[Stored entries]

● ● ● ● ●

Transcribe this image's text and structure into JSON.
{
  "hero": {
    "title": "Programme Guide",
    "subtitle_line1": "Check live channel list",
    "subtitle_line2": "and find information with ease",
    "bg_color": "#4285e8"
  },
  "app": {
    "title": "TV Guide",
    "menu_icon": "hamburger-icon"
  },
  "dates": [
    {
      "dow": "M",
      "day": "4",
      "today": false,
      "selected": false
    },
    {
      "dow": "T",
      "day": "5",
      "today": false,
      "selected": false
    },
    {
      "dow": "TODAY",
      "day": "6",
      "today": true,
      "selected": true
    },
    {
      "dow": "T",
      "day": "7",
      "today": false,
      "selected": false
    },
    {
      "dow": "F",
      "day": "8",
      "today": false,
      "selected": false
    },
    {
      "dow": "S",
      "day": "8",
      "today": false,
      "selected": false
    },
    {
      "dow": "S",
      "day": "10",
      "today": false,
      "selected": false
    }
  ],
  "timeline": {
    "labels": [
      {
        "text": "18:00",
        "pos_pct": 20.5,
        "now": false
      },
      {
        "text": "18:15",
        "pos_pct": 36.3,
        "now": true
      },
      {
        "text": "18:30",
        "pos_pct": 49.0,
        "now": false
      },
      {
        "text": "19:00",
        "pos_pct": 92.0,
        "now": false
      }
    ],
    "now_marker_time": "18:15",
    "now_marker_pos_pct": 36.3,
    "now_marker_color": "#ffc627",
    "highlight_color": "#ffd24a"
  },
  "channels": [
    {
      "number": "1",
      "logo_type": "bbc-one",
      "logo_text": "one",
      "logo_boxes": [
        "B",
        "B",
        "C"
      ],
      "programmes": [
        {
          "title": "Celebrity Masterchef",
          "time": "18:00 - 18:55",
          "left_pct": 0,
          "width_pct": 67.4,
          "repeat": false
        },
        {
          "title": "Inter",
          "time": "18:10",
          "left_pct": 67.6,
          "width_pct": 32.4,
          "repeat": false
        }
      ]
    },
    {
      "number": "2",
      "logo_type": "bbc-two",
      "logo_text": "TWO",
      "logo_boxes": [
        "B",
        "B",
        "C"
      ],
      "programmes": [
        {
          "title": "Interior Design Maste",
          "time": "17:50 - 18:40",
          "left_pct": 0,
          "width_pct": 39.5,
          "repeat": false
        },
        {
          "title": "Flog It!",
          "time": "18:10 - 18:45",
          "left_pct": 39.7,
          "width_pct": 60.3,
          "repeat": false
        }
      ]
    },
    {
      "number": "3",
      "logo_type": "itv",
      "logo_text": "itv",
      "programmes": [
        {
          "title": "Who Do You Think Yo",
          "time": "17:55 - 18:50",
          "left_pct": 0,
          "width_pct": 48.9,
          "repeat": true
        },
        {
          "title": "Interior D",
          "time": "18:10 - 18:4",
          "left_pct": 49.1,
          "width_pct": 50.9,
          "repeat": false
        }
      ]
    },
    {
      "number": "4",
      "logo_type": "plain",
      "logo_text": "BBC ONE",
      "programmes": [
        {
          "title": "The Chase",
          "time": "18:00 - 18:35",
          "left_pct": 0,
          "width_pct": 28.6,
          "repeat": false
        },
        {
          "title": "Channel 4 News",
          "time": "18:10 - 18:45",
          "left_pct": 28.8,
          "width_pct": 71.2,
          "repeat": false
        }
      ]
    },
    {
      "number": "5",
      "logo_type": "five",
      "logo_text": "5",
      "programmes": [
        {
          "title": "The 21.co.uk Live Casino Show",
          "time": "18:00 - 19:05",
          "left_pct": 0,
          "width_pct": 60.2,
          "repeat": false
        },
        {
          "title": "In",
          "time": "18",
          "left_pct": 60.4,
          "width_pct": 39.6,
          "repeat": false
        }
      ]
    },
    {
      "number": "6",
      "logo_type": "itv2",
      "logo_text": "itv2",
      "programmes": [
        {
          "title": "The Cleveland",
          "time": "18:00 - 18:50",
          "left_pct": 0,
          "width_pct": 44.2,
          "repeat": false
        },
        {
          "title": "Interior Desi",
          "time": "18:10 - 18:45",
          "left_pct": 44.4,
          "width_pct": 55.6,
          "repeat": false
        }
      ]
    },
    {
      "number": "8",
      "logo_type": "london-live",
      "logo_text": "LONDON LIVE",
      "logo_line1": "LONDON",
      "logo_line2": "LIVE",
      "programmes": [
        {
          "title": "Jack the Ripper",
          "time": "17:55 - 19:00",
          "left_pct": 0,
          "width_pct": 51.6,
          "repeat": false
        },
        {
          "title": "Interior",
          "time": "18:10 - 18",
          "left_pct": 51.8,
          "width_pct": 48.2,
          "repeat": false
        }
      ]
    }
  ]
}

● ● ● ● ●

▸ **Set task**
Quote all the records exactly, please, leaving none out.

▸ **Exercise result**
Transcribe this image's text and structure into JSON.
{
  "hero": {
    "title": "Programme Guide",
    "subtitle_line1": "Check live channel list",
    "subtitle_line2": "and find information with ease",
    "bg_color": "#4285e8"
  },
  "app": {
    "title": "TV Guide",
    "menu_icon": "hamburger-icon"
  },
  "dates": [
    {
      "dow": "M",
      "day": "4",
      "today": false,
      "selected": false
    },
    {
      "dow": "T",
      "day": "5",
      "today": false,
      "selected": false
    },
    {
      "dow": "TODAY",
      "day": "6",
      "today": true,
      "selected": true
    },
    {
      "dow": "T",
      "day": "7",
      "today": false,
      "selected": false
    },
    {
      "dow": "F",
      "day": "8",
      "today": false,
      "selected": false
    },
    {
      "dow": "S",
      "day": "8",
      "today": false,
      "selected": false
    },
    {
      "dow": "S",
      "day": "10",
      "today": false,
      "selected": false
    }
  ],
  "timeline": {
    "labels": [
      {
        "text": "18:00",
        "pos_pct": 20.5,
        "now": false
      },
      {
        "text": "18:15",
        "pos_pct": 36.3,
        "now": true
      },
      {
        "text": "18:30",
        "pos_pct": 49.0,
        "now": false
      },
      {
        "text": "19:00",
        "pos_pct": 92.0,
        "now": false
      }
    ],
    "now_marker_time": "18:15",
    "now_marker_pos_pct": 36.3,
    "now_marker_color": "#ffc627",
    "highlight_color": "#ffd24a"
  },
  "channels": [
    {
      "number": "1",
      "logo_type": "bbc-one",
      "logo_text": "one",
      "logo_boxes": [
        "B",
        "B",
        "C"
      ],
      "programmes": [
        {
          "title": "Celebrity Masterchef",
          "time": "18:00 - 18:55",
          "left_pct": 0,
          "width_pct": 67.4,
          "repeat": false
        },
        {
          "title": "Inter",
          "time": "18:10",
          "left_pct": 67.6,
          "width_pct": 32.4,
          "repeat": false
        }
      ]
    },
    {
      "number": "2",
      "logo_type": "bbc-two",
      "logo_text": "TWO",
      "logo_boxes": [
        "B",
        "B",
        "C"
      ],
      "programmes": [
        {
          "title": "Interior Design Maste",
          "time": "17:50 - 18:40",
          "left_pct": 0,
          "width_pct": 39.5,
          "repeat": false
        },
        {
          "title": "Flog It!",
          "time": "18:10 - 18:45",
          "left_pct": 39.7,
          "width_pct": 60.3,
          "repeat": false
        }
      ]
    },
    {
      "number": "3",
      "logo_type": "itv",
      "logo_text": "itv",
      "programmes": [
        {
          "title": "Who Do You Think Yo",
          "time": "17:55 - 18:50",
          "left_pct": 0,
          "width_pct": 48.9,
          "repeat": true
        },
        {
          "title": "Interior D",
          "time": "18:10 - 18:4",
          "left_pct": 49.1,
          "width_pct": 50.9,
          "repeat": false
        }
      ]
    },
    {
      "number": "4",
      "logo_type": "plain",
      "logo_text": "BBC ONE",
      "programmes": [
        {
          "title": "The Chase",
          "time": "18:00 - 18:35",
          "left_pct": 0,
          "width_pct": 28.6,
          "repeat": false
        },
        {
          "title": "Channel 4 News",
          "time": "18:10 - 18:45",
          "left_pct": 28.8,
          "width_pct": 71.2,
          "repeat": false
        }
      ]
    },
    {
      "number": "5",
      "logo_type": "five",
      "logo_text": "5",
      "programmes": [
        {
          "title": "The 21.co.uk Live Casino Show",
          "time": "18:00 - 19:05",
          "left_pct": 0,
          "width_pct": 60.2,
          "repeat": false
        },
        {
          "title": "In",
          "time": "18",
          "left_pct": 60.4,
          "width_pct": 39.6,
          "repeat": false
        }
      ]
    },
    {
      "number": "6",
      "logo_type": "itv2",
      "logo_text": "itv2",
      "programmes": [
        {
          "title": "The Cleveland",
          "time": "18:00 - 18:50",
          "left_pct": 0,
          "width_pct": 44.2,
          "repeat": false
        },
        {
          "title": "Interior Desi",
          "time": "18:10 - 18:45",
          "left_pct": 44.4,
          "width_pct": 55.6,
          "repeat": false
        }
      ]
    },
    {
      "number": "8",
      "logo_type": "london-live",
      "logo_text": "LONDON LIVE",
      "logo_line1": "LONDON",
      "logo_line2": "LIVE",
      "programmes": [
        {
          "title": "Jack the Ripper",
          "time": "17:55 - 19:00",
          "left_pct": 0,
          "width_pct": 51.6,
          "repeat": false
        },
        {
          "title": "Interior",
          "time": "18:10 - 18",
          "left_pct": 51.8,
          "width_pct": 48.2,
          "repeat": false
        }
      ]
    }
  ]
}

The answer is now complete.